### Required work
From the listing below, extract each entry exactly as written, minus the images.

### Entries provided

_____

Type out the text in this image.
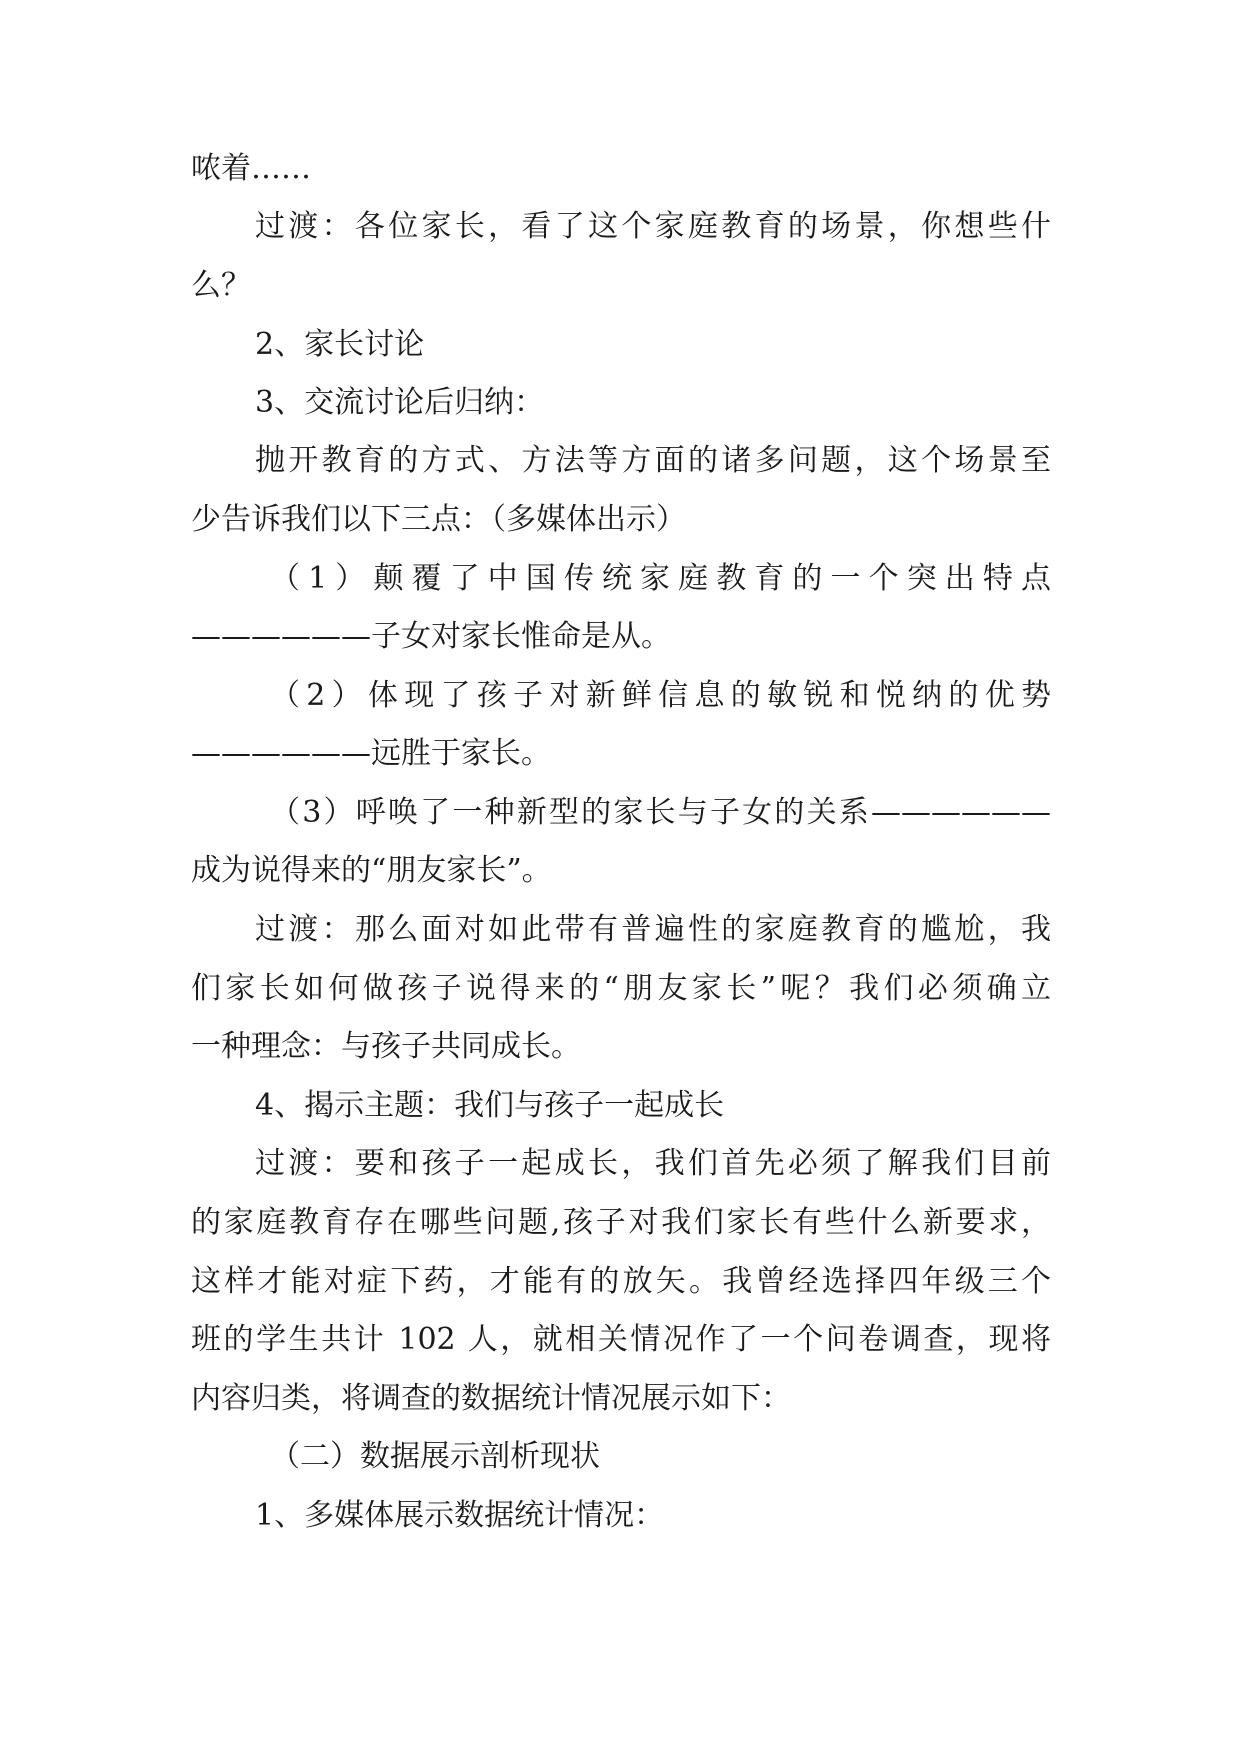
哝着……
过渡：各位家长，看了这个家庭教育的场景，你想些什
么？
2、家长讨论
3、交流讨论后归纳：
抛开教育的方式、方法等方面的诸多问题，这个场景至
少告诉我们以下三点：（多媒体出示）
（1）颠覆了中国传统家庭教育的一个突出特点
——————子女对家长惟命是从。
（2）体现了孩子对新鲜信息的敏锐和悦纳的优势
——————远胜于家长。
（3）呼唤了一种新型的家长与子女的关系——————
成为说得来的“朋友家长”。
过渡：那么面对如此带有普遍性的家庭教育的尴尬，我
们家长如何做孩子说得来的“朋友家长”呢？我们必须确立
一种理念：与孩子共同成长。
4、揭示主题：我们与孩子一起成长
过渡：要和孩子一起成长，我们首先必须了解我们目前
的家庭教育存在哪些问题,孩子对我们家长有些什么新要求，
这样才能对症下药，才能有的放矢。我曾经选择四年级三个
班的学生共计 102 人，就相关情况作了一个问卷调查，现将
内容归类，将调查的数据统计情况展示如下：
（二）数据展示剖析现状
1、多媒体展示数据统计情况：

_____

### Written response
Type out the text in this image.
哝着……
过渡：各位家长，看了这个家庭教育的场景，你想些什
么？
2、家长讨论
3、交流讨论后归纳：
抛开教育的方式、方法等方面的诸多问题，这个场景至
少告诉我们以下三点：（多媒体出示）
（1）颠覆了中国传统家庭教育的一个突出特点
——————子女对家长惟命是从。
（2）体现了孩子对新鲜信息的敏锐和悦纳的优势
——————远胜于家长。
（3）呼唤了一种新型的家长与子女的关系——————
成为说得来的“朋友家长”。
过渡：那么面对如此带有普遍性的家庭教育的尴尬，我
们家长如何做孩子说得来的“朋友家长”呢？我们必须确立
一种理念：与孩子共同成长。
4、揭示主题：我们与孩子一起成长
过渡：要和孩子一起成长，我们首先必须了解我们目前
的家庭教育存在哪些问题,孩子对我们家长有些什么新要求，
这样才能对症下药，才能有的放矢。我曾经选择四年级三个
班的学生共计 102 人，就相关情况作了一个问卷调查，现将
内容归类，将调查的数据统计情况展示如下：
（二）数据展示剖析现状
1、多媒体展示数据统计情况：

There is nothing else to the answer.